- [Given problem]
Find every line with the string "info" in it, count them, and reply with that count only.

- [Input for this task]
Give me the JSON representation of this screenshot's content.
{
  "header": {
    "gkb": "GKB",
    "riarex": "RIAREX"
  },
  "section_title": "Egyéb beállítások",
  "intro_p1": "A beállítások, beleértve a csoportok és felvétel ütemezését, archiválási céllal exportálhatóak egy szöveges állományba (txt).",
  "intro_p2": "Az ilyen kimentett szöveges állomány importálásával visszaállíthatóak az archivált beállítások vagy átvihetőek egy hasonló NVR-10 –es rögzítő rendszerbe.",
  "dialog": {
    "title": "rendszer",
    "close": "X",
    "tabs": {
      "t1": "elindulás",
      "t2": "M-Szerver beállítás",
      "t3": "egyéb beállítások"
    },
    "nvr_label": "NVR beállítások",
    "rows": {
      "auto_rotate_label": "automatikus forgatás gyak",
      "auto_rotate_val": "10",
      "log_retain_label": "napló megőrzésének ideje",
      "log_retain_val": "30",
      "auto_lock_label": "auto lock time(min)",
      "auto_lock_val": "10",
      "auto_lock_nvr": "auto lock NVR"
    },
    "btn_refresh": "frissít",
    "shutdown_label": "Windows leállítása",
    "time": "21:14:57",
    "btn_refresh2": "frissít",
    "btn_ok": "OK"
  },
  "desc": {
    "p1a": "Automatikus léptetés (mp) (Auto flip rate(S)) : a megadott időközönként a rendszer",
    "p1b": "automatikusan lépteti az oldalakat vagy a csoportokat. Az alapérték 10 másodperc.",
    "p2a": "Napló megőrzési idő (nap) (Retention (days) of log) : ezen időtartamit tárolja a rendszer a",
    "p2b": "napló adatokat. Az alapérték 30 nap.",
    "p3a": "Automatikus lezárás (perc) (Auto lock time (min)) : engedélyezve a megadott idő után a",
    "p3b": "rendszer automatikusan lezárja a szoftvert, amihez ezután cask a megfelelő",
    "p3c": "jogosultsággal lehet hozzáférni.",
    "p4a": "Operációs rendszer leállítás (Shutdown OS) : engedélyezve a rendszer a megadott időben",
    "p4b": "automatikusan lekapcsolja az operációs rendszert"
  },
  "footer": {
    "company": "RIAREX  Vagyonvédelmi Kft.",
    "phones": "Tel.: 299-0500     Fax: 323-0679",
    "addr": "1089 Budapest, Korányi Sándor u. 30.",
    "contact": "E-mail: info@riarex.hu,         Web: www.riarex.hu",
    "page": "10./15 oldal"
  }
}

--

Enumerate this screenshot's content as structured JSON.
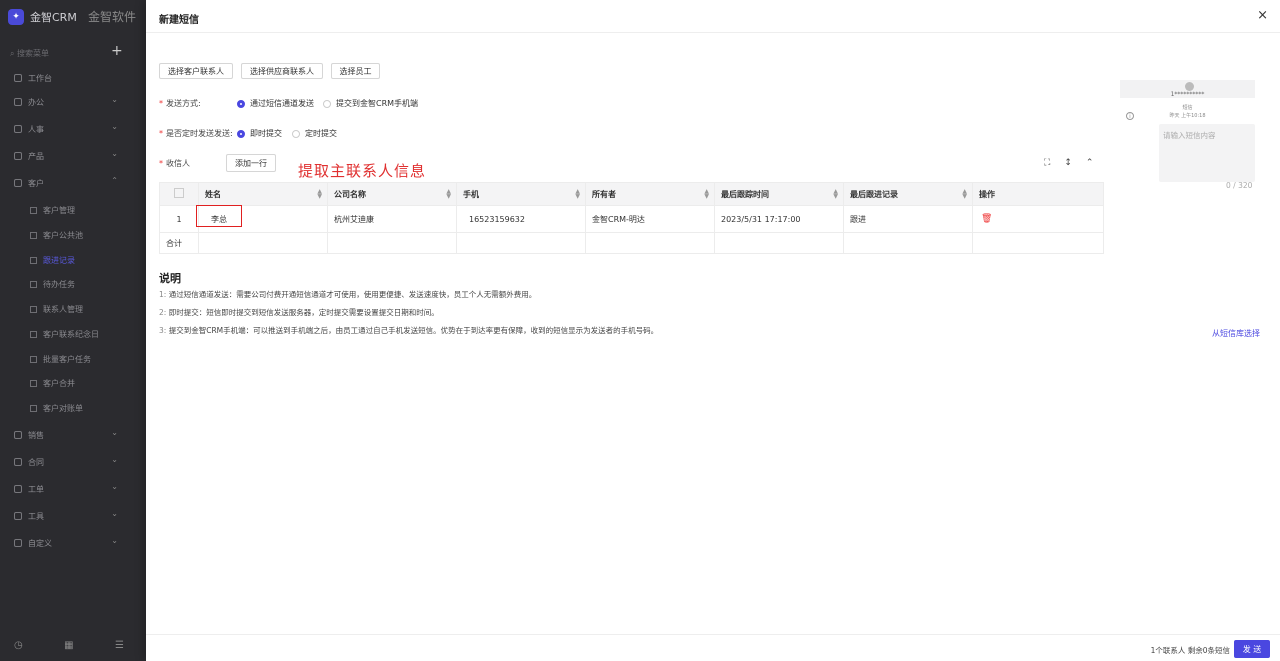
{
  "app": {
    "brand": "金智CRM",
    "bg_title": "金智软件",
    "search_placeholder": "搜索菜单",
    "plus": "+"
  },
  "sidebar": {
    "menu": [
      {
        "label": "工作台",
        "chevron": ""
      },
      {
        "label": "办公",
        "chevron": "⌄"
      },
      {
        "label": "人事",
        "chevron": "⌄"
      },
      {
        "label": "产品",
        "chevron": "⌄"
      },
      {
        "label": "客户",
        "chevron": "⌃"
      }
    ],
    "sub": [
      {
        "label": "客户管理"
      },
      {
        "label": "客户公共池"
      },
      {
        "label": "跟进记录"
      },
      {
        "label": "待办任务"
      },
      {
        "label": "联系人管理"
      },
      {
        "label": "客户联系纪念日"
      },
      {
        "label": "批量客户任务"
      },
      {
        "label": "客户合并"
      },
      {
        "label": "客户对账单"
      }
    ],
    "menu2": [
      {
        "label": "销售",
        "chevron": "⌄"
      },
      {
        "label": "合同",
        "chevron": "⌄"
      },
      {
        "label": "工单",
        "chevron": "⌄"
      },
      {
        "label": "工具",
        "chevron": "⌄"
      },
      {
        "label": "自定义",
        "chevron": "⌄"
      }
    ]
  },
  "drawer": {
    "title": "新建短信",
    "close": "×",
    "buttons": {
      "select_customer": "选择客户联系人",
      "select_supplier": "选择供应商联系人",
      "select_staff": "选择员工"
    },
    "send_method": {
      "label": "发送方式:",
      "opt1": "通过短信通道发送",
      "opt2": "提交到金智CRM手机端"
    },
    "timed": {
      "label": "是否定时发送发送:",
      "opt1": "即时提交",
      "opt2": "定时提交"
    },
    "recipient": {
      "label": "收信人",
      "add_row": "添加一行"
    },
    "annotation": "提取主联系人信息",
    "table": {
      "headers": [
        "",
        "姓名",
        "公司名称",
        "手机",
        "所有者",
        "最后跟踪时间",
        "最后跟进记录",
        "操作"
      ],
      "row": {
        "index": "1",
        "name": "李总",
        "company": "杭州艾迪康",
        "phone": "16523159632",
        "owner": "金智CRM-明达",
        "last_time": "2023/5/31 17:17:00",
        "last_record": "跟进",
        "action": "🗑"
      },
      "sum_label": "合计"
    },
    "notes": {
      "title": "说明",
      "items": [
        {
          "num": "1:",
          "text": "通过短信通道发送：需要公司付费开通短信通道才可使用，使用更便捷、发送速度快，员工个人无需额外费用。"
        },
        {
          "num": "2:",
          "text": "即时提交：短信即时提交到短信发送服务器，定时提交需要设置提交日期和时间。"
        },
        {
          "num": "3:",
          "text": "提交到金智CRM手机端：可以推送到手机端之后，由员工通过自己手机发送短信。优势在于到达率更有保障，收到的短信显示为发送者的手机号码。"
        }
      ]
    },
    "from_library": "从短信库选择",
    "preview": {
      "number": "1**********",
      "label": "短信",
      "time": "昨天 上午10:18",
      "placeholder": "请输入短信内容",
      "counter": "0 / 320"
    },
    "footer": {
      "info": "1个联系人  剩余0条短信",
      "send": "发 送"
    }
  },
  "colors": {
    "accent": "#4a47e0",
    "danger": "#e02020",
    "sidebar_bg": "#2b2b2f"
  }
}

- [Solution below]
2